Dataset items
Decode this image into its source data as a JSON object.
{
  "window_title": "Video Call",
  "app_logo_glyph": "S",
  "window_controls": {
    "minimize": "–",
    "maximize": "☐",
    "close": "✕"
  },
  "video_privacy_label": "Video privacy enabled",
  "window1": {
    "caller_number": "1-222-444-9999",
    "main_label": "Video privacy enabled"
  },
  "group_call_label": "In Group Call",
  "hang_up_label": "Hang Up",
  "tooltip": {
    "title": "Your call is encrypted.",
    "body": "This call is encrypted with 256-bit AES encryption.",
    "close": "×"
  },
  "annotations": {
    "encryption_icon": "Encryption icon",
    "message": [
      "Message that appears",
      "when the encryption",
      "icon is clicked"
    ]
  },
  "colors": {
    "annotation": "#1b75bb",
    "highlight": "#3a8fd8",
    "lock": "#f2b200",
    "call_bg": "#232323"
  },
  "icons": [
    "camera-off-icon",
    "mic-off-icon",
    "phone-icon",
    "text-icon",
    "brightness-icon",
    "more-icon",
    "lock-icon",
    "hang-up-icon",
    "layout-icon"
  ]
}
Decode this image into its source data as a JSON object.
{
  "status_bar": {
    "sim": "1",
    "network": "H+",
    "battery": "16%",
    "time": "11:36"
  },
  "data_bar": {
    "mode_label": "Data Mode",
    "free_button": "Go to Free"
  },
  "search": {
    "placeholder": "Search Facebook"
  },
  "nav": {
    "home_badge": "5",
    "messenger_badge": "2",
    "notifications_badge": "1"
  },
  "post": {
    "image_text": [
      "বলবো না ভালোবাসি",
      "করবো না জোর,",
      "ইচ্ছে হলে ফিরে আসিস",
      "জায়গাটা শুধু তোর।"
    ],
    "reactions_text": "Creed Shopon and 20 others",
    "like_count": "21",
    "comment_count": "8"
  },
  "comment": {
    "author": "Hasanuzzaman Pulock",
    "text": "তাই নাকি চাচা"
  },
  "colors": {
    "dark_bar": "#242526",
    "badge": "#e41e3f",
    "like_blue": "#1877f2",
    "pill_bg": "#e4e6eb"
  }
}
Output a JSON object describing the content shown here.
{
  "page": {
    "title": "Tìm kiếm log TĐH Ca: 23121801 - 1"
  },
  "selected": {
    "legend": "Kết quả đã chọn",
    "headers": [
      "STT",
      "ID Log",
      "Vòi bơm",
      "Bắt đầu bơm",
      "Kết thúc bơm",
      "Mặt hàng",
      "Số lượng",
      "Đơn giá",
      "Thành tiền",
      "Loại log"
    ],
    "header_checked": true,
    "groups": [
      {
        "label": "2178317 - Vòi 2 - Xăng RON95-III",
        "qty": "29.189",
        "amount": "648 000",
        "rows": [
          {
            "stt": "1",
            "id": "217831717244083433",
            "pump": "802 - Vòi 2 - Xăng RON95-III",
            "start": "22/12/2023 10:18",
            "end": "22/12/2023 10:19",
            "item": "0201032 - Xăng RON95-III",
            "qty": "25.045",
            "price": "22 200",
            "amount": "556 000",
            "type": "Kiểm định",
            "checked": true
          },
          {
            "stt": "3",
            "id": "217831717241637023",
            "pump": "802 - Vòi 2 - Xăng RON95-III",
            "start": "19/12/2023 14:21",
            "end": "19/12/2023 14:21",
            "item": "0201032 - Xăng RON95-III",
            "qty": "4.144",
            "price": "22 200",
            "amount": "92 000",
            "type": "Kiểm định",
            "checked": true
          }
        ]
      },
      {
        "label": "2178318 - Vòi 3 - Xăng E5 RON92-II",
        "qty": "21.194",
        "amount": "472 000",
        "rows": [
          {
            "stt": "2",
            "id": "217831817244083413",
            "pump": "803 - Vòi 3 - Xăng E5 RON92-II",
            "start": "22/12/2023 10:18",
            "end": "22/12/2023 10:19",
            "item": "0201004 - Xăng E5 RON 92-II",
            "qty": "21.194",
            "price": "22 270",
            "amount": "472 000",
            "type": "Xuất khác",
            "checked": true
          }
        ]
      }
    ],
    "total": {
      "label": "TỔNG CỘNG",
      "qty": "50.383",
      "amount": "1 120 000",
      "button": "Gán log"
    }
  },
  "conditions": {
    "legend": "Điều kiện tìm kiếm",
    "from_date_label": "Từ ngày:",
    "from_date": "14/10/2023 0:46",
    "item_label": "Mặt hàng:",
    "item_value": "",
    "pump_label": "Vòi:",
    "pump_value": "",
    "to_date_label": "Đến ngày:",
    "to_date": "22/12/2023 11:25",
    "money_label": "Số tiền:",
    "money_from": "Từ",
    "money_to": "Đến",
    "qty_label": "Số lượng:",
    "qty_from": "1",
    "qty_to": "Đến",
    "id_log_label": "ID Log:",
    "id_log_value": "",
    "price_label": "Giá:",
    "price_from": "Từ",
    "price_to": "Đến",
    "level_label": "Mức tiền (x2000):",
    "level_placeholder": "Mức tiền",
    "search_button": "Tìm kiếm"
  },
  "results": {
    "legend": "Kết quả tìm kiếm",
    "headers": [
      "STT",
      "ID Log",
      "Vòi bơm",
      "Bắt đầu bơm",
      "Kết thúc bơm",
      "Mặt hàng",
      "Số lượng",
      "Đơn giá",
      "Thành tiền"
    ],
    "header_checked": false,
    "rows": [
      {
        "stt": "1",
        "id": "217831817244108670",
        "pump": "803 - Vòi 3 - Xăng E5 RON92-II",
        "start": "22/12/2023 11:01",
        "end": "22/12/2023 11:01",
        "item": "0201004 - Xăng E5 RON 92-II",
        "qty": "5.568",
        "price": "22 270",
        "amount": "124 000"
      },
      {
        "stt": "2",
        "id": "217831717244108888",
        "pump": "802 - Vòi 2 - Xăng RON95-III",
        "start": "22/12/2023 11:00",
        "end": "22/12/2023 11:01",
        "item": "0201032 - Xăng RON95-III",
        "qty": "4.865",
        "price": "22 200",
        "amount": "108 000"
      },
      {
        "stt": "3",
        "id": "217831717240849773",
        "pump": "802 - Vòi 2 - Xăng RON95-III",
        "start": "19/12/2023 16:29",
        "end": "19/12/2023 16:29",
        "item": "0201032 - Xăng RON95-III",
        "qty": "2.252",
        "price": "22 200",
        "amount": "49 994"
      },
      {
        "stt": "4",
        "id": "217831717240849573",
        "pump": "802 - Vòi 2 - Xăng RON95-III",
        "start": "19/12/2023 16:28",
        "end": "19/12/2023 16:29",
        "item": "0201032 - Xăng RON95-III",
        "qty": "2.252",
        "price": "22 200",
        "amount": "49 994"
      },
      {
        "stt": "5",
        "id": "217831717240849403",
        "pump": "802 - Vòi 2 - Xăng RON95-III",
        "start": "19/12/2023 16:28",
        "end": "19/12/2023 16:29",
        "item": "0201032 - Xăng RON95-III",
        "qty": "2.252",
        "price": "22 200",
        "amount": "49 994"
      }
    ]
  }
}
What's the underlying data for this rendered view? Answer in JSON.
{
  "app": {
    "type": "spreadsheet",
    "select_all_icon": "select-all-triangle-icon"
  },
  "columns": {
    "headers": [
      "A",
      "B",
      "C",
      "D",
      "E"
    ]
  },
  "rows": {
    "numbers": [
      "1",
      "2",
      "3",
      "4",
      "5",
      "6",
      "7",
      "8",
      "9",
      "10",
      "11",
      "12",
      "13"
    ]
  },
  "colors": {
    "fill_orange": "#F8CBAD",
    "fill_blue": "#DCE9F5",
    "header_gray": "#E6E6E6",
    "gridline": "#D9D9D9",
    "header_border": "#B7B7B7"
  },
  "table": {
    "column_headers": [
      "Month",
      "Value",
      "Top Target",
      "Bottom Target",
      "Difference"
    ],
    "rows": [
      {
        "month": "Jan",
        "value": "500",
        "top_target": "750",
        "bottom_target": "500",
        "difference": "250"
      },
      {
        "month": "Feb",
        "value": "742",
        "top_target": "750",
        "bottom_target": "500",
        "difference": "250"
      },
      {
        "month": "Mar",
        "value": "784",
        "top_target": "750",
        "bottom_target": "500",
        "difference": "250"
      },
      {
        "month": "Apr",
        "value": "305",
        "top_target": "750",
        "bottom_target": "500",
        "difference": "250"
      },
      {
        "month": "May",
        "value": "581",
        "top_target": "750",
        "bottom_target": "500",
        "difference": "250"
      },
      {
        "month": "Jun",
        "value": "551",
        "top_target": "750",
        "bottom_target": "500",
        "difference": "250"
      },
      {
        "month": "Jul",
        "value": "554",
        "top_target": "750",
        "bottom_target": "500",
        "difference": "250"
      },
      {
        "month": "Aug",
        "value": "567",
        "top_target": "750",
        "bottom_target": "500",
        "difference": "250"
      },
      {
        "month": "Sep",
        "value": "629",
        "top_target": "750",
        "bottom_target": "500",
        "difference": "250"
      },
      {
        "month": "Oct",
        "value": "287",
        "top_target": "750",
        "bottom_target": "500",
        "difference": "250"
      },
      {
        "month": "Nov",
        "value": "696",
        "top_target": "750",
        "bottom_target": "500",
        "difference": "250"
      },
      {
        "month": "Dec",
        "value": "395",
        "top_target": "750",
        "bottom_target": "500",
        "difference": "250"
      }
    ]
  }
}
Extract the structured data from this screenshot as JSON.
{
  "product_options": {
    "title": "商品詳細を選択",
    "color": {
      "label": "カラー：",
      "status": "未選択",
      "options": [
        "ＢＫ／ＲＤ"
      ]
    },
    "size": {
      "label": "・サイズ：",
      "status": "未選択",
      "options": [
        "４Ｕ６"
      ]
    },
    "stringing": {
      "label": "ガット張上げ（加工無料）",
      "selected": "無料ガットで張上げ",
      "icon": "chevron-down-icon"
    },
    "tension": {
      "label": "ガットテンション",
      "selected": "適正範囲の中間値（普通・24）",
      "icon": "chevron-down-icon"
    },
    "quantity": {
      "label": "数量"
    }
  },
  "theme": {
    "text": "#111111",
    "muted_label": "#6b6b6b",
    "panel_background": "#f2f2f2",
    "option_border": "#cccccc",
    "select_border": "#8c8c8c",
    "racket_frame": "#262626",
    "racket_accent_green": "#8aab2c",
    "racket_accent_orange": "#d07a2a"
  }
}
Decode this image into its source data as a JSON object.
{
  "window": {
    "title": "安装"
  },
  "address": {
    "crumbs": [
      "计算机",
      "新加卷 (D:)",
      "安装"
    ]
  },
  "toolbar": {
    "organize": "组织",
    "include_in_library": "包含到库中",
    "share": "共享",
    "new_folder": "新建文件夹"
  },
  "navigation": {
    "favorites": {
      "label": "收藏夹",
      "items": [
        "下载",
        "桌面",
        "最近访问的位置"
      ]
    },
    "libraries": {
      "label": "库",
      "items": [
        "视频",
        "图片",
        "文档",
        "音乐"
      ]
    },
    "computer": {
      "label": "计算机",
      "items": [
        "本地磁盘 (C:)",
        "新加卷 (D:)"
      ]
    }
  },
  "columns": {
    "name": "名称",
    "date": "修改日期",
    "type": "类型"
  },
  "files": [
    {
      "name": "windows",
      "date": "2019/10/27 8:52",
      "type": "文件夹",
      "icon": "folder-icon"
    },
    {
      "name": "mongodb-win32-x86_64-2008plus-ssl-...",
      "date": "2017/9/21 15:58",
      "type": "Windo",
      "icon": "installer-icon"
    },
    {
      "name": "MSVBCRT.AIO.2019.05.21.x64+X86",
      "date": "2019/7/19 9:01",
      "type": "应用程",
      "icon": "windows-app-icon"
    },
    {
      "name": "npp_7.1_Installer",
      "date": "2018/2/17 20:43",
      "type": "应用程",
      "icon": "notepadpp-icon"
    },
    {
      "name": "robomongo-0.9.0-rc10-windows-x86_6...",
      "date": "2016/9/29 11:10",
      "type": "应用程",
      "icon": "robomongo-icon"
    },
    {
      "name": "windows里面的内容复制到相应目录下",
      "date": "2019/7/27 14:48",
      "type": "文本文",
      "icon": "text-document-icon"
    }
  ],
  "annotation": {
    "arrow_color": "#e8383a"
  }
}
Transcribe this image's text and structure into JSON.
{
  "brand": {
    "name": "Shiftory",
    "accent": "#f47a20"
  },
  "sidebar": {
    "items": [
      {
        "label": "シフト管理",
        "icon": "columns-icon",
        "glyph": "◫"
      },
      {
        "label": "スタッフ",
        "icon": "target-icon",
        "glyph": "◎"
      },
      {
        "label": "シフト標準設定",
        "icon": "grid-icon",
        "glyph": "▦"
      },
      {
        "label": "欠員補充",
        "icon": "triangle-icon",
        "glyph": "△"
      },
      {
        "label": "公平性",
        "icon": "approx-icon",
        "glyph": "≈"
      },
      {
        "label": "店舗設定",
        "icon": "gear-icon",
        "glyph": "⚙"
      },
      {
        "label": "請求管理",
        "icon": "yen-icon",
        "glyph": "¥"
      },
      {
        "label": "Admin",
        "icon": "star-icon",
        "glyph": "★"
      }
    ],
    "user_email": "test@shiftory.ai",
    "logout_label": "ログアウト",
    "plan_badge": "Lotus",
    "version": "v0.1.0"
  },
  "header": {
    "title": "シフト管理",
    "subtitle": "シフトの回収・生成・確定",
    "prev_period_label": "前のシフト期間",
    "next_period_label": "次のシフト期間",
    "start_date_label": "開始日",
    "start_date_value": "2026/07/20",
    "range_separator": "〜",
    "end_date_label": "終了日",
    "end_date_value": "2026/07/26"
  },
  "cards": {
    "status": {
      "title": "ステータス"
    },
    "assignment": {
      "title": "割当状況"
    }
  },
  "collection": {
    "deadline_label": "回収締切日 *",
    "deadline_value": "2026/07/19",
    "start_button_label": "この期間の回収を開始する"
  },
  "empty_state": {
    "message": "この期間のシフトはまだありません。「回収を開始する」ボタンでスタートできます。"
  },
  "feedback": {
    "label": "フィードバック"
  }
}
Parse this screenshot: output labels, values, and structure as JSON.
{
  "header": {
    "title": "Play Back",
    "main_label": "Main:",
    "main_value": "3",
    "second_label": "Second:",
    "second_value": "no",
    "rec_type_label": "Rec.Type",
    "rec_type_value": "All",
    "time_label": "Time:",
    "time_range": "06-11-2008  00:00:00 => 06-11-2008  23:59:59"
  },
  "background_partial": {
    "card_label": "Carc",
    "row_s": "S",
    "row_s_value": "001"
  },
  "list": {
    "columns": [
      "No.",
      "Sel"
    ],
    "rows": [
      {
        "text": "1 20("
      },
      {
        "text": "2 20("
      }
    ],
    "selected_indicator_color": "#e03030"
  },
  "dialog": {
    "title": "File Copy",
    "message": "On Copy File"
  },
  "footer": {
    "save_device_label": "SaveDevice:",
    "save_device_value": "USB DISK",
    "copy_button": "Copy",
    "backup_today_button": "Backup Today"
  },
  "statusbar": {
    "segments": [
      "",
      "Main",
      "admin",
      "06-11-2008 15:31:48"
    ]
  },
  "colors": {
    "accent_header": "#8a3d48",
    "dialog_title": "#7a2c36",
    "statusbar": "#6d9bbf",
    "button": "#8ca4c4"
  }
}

▶ **WORK REQUIRED**: Starting with the line that contains "Parse this screenshot: output", print each line through the last one in the listing. Include both end lines and add nothing.

▶ **RESULT BELOW**:
Parse this screenshot: output labels, values, and structure as JSON.
{
  "header": {
    "title": "Play Back",
    "main_label": "Main:",
    "main_value": "3",
    "second_label": "Second:",
    "second_value": "no",
    "rec_type_label": "Rec.Type",
    "rec_type_value": "All",
    "time_label": "Time:",
    "time_range": "06-11-2008  00:00:00 => 06-11-2008  23:59:59"
  },
  "background_partial": {
    "card_label": "Carc",
    "row_s": "S",
    "row_s_value": "001"
  },
  "list": {
    "columns": [
      "No.",
      "Sel"
    ],
    "rows": [
      {
        "text": "1 20("
      },
      {
        "text": "2 20("
      }
    ],
    "selected_indicator_color": "#e03030"
  },
  "dialog": {
    "title": "File Copy",
    "message": "On Copy File"
  },
  "footer": {
    "save_device_label": "SaveDevice:",
    "save_device_value": "USB DISK",
    "copy_button": "Copy",
    "backup_today_button": "Backup Today"
  },
  "statusbar": {
    "segments": [
      "",
      "Main",
      "admin",
      "06-11-2008 15:31:48"
    ]
  },
  "colors": {
    "accent_header": "#8a3d48",
    "dialog_title": "#7a2c36",
    "statusbar": "#6d9bbf",
    "button": "#8ca4c4"
  }
}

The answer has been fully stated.